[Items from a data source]
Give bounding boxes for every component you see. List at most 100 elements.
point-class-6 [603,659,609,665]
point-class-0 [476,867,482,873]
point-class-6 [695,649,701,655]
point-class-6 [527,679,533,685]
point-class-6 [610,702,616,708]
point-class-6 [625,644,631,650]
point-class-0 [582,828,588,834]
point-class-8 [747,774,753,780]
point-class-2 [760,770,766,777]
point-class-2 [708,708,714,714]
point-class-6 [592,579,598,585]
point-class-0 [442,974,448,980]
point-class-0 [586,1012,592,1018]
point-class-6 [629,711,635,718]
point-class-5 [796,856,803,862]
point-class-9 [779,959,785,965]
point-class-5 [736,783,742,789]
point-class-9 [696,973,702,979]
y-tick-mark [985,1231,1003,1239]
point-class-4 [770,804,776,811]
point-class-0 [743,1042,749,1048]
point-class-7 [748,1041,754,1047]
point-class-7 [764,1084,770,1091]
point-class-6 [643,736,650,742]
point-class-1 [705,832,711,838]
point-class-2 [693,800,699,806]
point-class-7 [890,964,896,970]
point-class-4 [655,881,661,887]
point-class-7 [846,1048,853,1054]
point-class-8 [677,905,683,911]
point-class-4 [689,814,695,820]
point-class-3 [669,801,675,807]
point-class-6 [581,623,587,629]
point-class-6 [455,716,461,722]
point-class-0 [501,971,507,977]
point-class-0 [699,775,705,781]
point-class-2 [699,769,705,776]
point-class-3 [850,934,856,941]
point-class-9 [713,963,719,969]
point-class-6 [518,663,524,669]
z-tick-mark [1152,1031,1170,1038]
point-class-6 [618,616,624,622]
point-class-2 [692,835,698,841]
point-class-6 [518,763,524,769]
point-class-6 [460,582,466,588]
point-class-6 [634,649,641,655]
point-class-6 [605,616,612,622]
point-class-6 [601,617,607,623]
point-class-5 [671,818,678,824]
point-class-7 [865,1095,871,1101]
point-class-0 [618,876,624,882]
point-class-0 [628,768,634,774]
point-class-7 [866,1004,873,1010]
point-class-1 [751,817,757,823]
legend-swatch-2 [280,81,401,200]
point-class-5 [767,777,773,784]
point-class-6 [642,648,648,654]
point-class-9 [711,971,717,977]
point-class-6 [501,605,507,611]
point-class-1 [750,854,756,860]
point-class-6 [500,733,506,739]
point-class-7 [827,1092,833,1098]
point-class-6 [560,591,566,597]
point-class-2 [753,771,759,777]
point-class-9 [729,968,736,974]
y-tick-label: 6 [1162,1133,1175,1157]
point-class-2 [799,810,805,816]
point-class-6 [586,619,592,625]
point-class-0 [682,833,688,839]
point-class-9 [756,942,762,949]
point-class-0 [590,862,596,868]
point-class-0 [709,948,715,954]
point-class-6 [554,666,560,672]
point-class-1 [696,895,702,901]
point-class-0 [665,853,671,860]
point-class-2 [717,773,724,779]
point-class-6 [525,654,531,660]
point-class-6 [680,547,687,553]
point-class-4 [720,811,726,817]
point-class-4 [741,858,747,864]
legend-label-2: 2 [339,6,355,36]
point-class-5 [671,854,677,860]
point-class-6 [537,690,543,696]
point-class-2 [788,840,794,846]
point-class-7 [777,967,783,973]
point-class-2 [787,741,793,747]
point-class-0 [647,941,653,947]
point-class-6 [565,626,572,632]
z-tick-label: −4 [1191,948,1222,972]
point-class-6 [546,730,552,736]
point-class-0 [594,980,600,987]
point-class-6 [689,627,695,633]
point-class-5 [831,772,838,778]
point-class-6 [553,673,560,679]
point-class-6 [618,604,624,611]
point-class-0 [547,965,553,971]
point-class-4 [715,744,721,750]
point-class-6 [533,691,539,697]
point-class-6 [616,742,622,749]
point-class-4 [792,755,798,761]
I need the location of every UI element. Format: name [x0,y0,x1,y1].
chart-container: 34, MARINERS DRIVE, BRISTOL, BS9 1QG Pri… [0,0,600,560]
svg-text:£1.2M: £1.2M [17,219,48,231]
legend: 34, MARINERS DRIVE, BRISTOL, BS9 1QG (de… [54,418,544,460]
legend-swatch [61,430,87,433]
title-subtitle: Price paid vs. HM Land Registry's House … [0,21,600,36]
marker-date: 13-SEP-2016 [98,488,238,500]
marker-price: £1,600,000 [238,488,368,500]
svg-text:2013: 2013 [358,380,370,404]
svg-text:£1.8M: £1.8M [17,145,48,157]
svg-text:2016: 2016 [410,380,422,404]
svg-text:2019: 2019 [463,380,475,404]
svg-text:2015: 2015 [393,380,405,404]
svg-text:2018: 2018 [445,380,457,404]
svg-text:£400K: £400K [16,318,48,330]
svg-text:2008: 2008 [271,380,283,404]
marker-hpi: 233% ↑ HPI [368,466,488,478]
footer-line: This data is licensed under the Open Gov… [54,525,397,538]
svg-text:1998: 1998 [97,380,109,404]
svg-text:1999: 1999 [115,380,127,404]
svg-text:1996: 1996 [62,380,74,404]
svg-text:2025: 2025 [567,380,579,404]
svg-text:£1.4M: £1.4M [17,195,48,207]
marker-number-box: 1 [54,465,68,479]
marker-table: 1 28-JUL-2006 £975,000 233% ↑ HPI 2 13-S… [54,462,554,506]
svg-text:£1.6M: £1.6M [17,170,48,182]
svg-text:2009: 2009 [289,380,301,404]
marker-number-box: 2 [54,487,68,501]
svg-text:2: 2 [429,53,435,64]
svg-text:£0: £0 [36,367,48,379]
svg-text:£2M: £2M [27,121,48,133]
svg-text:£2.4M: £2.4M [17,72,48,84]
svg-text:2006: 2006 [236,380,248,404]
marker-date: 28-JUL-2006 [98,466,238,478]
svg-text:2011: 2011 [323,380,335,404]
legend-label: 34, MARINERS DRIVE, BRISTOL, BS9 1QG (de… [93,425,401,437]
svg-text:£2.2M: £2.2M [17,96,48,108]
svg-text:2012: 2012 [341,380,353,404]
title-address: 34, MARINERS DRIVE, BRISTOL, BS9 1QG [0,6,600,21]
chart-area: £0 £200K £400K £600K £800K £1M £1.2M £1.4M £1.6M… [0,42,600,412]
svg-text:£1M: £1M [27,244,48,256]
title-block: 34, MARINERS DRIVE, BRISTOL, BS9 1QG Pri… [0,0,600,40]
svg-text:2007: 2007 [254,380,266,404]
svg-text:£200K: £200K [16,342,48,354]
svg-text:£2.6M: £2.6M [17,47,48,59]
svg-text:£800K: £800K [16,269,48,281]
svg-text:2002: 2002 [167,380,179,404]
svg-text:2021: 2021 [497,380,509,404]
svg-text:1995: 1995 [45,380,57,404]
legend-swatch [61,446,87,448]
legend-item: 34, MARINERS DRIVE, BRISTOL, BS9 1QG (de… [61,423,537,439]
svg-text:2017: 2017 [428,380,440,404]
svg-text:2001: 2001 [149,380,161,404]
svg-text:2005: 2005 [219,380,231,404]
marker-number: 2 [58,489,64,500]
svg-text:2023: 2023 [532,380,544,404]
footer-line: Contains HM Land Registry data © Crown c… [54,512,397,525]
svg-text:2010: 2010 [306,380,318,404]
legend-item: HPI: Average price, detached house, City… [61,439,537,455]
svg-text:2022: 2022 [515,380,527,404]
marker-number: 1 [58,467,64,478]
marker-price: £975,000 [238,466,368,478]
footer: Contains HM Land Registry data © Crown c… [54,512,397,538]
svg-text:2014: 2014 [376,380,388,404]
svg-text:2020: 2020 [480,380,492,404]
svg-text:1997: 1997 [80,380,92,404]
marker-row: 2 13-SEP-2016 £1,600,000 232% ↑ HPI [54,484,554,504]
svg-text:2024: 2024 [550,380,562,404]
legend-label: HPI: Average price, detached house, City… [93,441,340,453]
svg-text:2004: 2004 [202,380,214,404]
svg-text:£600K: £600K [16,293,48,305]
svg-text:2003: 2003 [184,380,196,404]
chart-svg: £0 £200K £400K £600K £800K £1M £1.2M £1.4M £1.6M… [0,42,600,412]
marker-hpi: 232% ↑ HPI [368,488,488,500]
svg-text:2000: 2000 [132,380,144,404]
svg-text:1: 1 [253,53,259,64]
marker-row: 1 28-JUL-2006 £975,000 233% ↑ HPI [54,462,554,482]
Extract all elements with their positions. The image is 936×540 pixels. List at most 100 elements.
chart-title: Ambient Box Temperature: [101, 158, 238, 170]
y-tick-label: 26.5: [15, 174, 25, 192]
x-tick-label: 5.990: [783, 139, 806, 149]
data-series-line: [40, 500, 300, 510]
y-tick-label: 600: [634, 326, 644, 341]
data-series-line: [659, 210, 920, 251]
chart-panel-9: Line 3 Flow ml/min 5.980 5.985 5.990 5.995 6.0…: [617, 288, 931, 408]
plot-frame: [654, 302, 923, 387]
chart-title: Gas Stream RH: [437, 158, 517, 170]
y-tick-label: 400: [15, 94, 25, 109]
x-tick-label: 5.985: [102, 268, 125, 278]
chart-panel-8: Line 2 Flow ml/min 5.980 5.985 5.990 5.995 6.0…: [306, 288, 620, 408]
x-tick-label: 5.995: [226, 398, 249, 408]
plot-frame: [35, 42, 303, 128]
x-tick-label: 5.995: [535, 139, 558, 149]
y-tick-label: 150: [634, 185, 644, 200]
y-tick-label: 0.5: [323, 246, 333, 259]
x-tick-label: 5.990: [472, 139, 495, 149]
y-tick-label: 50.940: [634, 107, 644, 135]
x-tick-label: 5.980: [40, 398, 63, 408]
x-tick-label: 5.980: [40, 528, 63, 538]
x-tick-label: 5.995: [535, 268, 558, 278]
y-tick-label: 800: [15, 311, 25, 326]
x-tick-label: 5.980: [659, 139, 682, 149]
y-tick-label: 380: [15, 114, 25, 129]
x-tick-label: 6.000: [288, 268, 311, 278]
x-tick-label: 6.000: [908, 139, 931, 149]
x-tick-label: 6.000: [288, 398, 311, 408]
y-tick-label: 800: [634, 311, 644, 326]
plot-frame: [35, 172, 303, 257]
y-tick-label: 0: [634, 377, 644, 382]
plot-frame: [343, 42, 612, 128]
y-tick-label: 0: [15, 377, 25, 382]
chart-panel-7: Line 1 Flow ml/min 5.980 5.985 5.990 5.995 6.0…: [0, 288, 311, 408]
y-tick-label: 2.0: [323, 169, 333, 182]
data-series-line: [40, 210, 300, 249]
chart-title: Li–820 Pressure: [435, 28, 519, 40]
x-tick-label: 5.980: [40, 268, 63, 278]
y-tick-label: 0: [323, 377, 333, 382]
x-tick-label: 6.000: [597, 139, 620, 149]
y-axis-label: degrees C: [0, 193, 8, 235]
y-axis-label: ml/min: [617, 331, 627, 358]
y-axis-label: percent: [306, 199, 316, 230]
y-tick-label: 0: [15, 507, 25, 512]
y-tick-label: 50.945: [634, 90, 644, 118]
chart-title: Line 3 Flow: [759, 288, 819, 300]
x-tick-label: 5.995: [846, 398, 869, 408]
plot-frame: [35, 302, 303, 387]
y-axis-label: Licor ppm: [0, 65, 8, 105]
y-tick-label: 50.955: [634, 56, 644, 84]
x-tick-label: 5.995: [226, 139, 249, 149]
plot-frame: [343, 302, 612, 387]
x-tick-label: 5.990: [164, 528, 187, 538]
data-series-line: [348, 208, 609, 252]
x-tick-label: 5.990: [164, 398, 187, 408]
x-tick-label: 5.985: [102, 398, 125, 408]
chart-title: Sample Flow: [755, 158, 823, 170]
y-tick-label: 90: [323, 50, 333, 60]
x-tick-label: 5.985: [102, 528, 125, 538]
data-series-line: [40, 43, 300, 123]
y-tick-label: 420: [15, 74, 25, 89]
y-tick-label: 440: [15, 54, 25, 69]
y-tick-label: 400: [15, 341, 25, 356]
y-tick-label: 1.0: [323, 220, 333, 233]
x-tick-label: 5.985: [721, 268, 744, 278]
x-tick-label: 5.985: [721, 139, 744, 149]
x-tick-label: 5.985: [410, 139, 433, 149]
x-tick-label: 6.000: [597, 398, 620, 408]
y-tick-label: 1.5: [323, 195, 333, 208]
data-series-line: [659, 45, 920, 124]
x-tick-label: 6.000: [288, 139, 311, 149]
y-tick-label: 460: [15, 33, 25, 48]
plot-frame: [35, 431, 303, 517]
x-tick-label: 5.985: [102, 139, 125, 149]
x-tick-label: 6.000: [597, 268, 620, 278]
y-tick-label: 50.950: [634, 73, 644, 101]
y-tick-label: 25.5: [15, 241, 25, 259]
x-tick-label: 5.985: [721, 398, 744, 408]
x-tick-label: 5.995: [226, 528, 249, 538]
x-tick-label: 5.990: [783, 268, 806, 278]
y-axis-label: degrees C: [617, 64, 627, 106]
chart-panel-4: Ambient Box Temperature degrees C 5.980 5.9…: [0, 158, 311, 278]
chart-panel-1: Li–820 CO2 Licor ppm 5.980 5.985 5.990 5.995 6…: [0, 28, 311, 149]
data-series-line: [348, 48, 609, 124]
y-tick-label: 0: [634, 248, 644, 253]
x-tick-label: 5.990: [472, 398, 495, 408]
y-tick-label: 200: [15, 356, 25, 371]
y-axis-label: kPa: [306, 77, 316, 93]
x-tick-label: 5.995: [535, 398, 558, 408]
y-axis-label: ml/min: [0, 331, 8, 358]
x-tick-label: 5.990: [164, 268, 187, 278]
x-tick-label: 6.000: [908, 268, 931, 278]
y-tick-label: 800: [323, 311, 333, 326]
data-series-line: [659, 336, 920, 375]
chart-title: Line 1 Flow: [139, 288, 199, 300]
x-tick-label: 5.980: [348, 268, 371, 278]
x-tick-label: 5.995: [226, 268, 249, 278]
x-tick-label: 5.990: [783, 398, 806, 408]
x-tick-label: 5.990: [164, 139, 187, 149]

WHAT IS ASKED — Copy out the data word for word, from its first line down to and including the line that contains "point-class-4 [655,881,661,887]".

REPLY —
Give bounding boxes for every component you see. List at most 100 elements.
point-class-6 [603,659,609,665]
point-class-0 [476,867,482,873]
point-class-6 [695,649,701,655]
point-class-6 [527,679,533,685]
point-class-6 [610,702,616,708]
point-class-6 [625,644,631,650]
point-class-0 [582,828,588,834]
point-class-8 [747,774,753,780]
point-class-2 [760,770,766,777]
point-class-2 [708,708,714,714]
point-class-6 [592,579,598,585]
point-class-0 [442,974,448,980]
point-class-0 [586,1012,592,1018]
point-class-6 [629,711,635,718]
point-class-5 [796,856,803,862]
point-class-9 [779,959,785,965]
point-class-5 [736,783,742,789]
point-class-9 [696,973,702,979]
y-tick-mark [985,1231,1003,1239]
point-class-4 [770,804,776,811]
point-class-0 [743,1042,749,1048]
point-class-7 [748,1041,754,1047]
point-class-7 [764,1084,770,1091]
point-class-6 [643,736,650,742]
point-class-1 [705,832,711,838]
point-class-2 [693,800,699,806]
point-class-7 [890,964,896,970]
point-class-4 [655,881,661,887]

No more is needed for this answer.